___ Data supplied
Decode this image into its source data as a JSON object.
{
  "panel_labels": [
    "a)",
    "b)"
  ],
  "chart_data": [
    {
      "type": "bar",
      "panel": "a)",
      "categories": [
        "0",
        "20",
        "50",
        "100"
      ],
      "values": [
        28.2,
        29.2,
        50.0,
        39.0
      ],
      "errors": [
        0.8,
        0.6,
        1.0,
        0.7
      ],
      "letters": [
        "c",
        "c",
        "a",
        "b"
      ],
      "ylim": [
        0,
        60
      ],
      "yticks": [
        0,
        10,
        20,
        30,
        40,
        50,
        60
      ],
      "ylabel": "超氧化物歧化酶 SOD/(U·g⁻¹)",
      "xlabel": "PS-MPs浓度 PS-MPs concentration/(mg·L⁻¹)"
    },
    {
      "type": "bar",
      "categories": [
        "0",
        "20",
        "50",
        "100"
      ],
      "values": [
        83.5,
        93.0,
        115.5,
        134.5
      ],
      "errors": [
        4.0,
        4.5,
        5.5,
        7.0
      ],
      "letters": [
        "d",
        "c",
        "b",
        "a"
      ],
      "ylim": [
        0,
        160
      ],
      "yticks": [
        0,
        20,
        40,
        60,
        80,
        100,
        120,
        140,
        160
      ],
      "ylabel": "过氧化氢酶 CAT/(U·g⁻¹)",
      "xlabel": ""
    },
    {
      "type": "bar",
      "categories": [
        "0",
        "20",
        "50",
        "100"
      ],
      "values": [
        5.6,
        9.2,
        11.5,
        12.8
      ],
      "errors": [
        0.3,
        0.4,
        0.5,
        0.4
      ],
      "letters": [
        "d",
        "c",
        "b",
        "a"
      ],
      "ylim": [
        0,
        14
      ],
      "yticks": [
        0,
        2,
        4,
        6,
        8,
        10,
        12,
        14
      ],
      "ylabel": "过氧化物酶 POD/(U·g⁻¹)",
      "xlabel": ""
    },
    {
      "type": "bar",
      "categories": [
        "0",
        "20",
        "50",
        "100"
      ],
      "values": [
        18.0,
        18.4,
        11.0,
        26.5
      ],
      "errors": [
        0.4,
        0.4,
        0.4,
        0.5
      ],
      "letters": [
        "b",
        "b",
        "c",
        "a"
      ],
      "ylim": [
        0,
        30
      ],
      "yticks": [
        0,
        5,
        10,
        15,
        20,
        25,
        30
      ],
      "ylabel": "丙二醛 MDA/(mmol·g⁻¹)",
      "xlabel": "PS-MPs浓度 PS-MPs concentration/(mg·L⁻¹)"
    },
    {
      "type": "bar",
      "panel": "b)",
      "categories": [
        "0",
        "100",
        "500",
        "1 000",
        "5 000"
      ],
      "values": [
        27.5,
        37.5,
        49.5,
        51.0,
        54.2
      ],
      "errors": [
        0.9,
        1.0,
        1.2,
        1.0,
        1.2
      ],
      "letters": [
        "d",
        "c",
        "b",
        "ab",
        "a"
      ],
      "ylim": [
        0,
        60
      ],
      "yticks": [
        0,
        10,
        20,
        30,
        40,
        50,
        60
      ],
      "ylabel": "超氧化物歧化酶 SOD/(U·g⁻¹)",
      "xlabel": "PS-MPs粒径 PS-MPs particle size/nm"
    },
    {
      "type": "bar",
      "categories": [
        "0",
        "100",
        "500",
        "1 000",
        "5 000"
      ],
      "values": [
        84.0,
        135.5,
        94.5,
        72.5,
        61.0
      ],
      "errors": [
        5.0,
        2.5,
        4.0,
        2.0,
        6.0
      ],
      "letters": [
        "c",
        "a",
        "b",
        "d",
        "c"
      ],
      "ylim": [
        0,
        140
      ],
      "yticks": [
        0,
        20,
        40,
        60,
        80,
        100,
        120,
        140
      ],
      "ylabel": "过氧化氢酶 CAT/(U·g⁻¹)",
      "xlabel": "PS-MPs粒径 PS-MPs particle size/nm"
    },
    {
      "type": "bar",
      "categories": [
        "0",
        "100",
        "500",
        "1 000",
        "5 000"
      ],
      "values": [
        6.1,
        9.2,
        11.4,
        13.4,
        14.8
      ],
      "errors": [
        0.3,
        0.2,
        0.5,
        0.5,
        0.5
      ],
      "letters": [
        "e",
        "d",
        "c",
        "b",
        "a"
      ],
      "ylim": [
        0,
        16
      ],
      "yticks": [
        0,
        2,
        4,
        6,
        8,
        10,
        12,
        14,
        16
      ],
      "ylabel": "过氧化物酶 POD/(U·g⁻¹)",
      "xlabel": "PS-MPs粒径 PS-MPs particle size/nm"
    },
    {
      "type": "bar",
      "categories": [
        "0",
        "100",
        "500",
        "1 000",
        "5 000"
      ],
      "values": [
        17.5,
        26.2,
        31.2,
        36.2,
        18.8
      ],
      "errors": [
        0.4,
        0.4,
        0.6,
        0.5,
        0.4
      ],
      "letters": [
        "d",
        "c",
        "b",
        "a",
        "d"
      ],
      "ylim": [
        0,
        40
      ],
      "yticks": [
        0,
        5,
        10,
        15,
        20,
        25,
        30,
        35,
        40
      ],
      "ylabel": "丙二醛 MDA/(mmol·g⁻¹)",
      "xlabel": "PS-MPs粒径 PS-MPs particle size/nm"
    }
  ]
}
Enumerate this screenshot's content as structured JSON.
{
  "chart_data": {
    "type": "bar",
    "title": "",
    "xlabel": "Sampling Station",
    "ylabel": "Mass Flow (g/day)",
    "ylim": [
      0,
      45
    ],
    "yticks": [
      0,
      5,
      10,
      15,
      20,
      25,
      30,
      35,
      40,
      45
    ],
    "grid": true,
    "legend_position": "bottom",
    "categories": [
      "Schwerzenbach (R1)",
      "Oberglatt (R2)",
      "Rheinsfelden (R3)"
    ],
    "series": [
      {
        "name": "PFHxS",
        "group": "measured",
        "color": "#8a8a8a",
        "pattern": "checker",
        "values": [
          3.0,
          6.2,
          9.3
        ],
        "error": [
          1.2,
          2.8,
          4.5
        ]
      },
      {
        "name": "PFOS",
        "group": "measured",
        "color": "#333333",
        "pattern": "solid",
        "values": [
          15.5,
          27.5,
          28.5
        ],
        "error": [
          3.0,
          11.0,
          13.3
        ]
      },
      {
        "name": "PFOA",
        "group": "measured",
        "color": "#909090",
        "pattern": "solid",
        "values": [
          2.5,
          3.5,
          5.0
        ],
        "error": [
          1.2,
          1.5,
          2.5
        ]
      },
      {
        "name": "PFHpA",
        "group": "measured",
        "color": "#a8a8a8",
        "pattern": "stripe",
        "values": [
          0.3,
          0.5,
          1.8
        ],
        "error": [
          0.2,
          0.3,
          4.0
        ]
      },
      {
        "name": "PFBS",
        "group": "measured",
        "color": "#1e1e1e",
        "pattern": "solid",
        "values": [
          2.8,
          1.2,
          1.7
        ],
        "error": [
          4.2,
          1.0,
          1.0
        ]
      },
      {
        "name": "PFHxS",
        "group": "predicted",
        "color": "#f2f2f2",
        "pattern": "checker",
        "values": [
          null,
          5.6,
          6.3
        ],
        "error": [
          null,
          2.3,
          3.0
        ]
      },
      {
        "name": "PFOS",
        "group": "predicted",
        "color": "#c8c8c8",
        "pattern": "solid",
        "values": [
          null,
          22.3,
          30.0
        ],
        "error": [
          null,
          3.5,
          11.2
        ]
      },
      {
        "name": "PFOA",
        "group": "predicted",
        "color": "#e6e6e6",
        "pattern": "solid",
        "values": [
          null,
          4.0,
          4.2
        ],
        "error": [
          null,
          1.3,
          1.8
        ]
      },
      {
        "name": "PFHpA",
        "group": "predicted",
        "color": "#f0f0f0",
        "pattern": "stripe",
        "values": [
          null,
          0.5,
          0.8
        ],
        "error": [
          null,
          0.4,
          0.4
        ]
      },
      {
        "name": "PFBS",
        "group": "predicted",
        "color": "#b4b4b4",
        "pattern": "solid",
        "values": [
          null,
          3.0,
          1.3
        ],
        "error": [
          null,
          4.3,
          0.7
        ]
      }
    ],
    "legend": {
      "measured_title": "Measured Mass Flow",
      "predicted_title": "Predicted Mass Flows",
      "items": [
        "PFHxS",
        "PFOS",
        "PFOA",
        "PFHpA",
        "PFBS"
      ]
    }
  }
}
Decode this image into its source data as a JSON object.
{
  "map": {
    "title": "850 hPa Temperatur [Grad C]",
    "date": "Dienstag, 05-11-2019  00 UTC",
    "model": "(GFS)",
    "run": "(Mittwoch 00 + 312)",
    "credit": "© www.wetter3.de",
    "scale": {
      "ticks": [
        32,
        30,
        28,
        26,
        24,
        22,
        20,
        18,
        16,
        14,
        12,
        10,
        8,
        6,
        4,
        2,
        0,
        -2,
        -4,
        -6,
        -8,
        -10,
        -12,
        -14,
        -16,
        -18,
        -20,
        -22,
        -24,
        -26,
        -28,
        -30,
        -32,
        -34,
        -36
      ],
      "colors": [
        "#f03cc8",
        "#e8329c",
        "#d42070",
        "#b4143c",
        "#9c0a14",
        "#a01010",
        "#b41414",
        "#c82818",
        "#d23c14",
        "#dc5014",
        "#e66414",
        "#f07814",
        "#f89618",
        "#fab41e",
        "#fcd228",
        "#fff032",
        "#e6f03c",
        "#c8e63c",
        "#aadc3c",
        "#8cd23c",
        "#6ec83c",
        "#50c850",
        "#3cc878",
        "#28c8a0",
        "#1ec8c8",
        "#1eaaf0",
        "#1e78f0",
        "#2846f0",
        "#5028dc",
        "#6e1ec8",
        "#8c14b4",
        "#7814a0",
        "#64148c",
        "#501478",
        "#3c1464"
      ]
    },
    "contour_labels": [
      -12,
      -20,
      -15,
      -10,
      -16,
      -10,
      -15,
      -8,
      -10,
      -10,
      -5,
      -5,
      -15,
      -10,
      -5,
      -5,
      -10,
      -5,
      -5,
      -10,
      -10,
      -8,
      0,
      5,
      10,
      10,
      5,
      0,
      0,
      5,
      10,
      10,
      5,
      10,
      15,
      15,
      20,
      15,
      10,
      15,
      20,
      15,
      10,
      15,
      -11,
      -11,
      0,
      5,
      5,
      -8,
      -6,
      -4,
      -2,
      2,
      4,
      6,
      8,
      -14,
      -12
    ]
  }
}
______
§ **The exercise**
All lines in the data that contain the word "Mass" should be copied.

§ **Final answer**
    "ylabel": "Mass Flow (g/day)",
      "measured_title": "Measured Mass Flow",
      "predicted_title": "Predicted Mass Flows",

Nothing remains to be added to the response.